Direction:
The listing must be reproduced in full, exactly as it stands.

--- Start Provided information ---

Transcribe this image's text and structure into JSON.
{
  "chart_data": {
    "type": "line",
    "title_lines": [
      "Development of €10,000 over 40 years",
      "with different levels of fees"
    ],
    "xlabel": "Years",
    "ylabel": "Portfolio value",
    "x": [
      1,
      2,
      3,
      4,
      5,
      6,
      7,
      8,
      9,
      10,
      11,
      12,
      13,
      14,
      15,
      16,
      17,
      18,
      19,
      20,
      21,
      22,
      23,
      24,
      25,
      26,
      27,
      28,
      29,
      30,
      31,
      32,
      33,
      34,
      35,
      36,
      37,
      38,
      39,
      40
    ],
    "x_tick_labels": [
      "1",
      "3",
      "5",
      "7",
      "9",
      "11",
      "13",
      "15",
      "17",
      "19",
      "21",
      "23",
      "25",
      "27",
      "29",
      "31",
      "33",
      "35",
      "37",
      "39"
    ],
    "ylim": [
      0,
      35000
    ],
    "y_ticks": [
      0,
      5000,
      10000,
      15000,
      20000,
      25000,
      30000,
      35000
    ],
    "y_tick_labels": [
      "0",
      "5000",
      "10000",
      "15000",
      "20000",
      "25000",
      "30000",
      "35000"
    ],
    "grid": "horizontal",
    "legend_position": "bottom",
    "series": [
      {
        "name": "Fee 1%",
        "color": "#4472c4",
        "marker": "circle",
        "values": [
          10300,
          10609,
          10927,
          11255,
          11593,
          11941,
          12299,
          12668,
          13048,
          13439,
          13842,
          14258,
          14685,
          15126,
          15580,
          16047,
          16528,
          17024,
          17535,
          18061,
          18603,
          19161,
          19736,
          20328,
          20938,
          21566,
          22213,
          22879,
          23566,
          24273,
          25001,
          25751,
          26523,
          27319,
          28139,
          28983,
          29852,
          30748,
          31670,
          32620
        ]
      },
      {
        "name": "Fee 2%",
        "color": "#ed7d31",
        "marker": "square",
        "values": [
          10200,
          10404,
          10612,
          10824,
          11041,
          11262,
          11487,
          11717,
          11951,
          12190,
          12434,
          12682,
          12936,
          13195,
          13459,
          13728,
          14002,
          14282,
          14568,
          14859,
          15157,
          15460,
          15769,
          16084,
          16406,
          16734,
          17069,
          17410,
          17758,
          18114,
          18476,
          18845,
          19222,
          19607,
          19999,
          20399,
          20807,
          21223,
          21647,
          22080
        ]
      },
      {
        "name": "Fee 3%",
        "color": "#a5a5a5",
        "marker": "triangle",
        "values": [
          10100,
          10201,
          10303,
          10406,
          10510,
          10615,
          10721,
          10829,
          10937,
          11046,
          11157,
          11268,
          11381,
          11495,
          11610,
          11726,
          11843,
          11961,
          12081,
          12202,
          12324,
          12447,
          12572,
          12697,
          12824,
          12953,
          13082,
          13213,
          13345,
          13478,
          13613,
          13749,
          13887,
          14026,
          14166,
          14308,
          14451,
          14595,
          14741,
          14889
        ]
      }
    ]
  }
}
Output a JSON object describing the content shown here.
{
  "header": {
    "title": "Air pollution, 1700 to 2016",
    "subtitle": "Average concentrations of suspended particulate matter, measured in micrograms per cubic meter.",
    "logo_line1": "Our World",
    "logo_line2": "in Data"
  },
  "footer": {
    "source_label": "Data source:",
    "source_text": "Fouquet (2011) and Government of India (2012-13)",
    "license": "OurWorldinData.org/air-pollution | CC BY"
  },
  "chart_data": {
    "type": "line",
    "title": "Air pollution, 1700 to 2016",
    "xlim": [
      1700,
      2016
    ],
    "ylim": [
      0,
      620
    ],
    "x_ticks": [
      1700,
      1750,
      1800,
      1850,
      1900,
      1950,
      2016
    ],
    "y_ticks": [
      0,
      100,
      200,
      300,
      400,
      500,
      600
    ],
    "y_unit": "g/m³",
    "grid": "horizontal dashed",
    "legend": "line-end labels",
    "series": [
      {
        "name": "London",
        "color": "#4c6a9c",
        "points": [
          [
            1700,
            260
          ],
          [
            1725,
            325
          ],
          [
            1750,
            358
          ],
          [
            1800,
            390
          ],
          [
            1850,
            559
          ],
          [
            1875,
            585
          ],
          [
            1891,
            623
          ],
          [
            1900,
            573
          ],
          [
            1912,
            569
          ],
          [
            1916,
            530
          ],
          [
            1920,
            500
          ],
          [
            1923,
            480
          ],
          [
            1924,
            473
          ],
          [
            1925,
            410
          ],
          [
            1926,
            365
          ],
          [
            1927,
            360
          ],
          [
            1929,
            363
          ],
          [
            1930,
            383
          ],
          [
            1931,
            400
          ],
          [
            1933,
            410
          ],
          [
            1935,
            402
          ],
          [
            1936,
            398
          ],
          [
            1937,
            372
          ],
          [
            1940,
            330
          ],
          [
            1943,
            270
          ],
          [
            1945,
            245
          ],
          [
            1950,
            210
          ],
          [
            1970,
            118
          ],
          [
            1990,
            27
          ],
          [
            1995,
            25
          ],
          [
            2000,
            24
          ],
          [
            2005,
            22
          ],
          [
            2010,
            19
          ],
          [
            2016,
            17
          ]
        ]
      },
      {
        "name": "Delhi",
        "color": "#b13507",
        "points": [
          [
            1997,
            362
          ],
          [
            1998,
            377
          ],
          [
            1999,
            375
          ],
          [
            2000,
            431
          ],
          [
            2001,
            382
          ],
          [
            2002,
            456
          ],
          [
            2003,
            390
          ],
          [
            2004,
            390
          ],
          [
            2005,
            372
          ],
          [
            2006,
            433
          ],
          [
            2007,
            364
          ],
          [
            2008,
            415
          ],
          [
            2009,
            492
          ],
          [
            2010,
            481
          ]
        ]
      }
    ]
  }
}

--- End Provided information ---

Solution for this problem:
Transcribe this image's text and structure into JSON.
{
  "chart_data": {
    "type": "line",
    "title_lines": [
      "Development of €10,000 over 40 years",
      "with different levels of fees"
    ],
    "xlabel": "Years",
    "ylabel": "Portfolio value",
    "x": [
      1,
      2,
      3,
      4,
      5,
      6,
      7,
      8,
      9,
      10,
      11,
      12,
      13,
      14,
      15,
      16,
      17,
      18,
      19,
      20,
      21,
      22,
      23,
      24,
      25,
      26,
      27,
      28,
      29,
      30,
      31,
      32,
      33,
      34,
      35,
      36,
      37,
      38,
      39,
      40
    ],
    "x_tick_labels": [
      "1",
      "3",
      "5",
      "7",
      "9",
      "11",
      "13",
      "15",
      "17",
      "19",
      "21",
      "23",
      "25",
      "27",
      "29",
      "31",
      "33",
      "35",
      "37",
      "39"
    ],
    "ylim": [
      0,
      35000
    ],
    "y_ticks": [
      0,
      5000,
      10000,
      15000,
      20000,
      25000,
      30000,
      35000
    ],
    "y_tick_labels": [
      "0",
      "5000",
      "10000",
      "15000",
      "20000",
      "25000",
      "30000",
      "35000"
    ],
    "grid": "horizontal",
    "legend_position": "bottom",
    "series": [
      {
        "name": "Fee 1%",
        "color": "#4472c4",
        "marker": "circle",
        "values": [
          10300,
          10609,
          10927,
          11255,
          11593,
          11941,
          12299,
          12668,
          13048,
          13439,
          13842,
          14258,
          14685,
          15126,
          15580,
          16047,
          16528,
          17024,
          17535,
          18061,
          18603,
          19161,
          19736,
          20328,
          20938,
          21566,
          22213,
          22879,
          23566,
          24273,
          25001,
          25751,
          26523,
          27319,
          28139,
          28983,
          29852,
          30748,
          31670,
          32620
        ]
      },
      {
        "name": "Fee 2%",
        "color": "#ed7d31",
        "marker": "square",
        "values": [
          10200,
          10404,
          10612,
          10824,
          11041,
          11262,
          11487,
          11717,
          11951,
          12190,
          12434,
          12682,
          12936,
          13195,
          13459,
          13728,
          14002,
          14282,
          14568,
          14859,
          15157,
          15460,
          15769,
          16084,
          16406,
          16734,
          17069,
          17410,
          17758,
          18114,
          18476,
          18845,
          19222,
          19607,
          19999,
          20399,
          20807,
          21223,
          21647,
          22080
        ]
      },
      {
        "name": "Fee 3%",
        "color": "#a5a5a5",
        "marker": "triangle",
        "values": [
          10100,
          10201,
          10303,
          10406,
          10510,
          10615,
          10721,
          10829,
          10937,
          11046,
          11157,
          11268,
          11381,
          11495,
          11610,
          11726,
          11843,
          11961,
          12081,
          12202,
          12324,
          12447,
          12572,
          12697,
          12824,
          12953,
          13082,
          13213,
          13345,
          13478,
          13613,
          13749,
          13887,
          14026,
          14166,
          14308,
          14451,
          14595,
          14741,
          14889
        ]
      }
    ]
  }
}
Output a JSON object describing the content shown here.
{
  "header": {
    "title": "Air pollution, 1700 to 2016",
    "subtitle": "Average concentrations of suspended particulate matter, measured in micrograms per cubic meter.",
    "logo_line1": "Our World",
    "logo_line2": "in Data"
  },
  "footer": {
    "source_label": "Data source:",
    "source_text": "Fouquet (2011) and Government of India (2012-13)",
    "license": "OurWorldinData.org/air-pollution | CC BY"
  },
  "chart_data": {
    "type": "line",
    "title": "Air pollution, 1700 to 2016",
    "xlim": [
      1700,
      2016
    ],
    "ylim": [
      0,
      620
    ],
    "x_ticks": [
      1700,
      1750,
      1800,
      1850,
      1900,
      1950,
      2016
    ],
    "y_ticks": [
      0,
      100,
      200,
      300,
      400,
      500,
      600
    ],
    "y_unit": "g/m³",
    "grid": "horizontal dashed",
    "legend": "line-end labels",
    "series": [
      {
        "name": "London",
        "color": "#4c6a9c",
        "points": [
          [
            1700,
            260
          ],
          [
            1725,
            325
          ],
          [
            1750,
            358
          ],
          [
            1800,
            390
          ],
          [
            1850,
            559
          ],
          [
            1875,
            585
          ],
          [
            1891,
            623
          ],
          [
            1900,
            573
          ],
          [
            1912,
            569
          ],
          [
            1916,
            530
          ],
          [
            1920,
            500
          ],
          [
            1923,
            480
          ],
          [
            1924,
            473
          ],
          [
            1925,
            410
          ],
          [
            1926,
            365
          ],
          [
            1927,
            360
          ],
          [
            1929,
            363
          ],
          [
            1930,
            383
          ],
          [
            1931,
            400
          ],
          [
            1933,
            410
          ],
          [
            1935,
            402
          ],
          [
            1936,
            398
          ],
          [
            1937,
            372
          ],
          [
            1940,
            330
          ],
          [
            1943,
            270
          ],
          [
            1945,
            245
          ],
          [
            1950,
            210
          ],
          [
            1970,
            118
          ],
          [
            1990,
            27
          ],
          [
            1995,
            25
          ],
          [
            2000,
            24
          ],
          [
            2005,
            22
          ],
          [
            2010,
            19
          ],
          [
            2016,
            17
          ]
        ]
      },
      {
        "name": "Delhi",
        "color": "#b13507",
        "points": [
          [
            1997,
            362
          ],
          [
            1998,
            377
          ],
          [
            1999,
            375
          ],
          [
            2000,
            431
          ],
          [
            2001,
            382
          ],
          [
            2002,
            456
          ],
          [
            2003,
            390
          ],
          [
            2004,
            390
          ],
          [
            2005,
            372
          ],
          [
            2006,
            433
          ],
          [
            2007,
            364
          ],
          [
            2008,
            415
          ],
          [
            2009,
            492
          ],
          [
            2010,
            481
          ]
        ]
      }
    ]
  }
}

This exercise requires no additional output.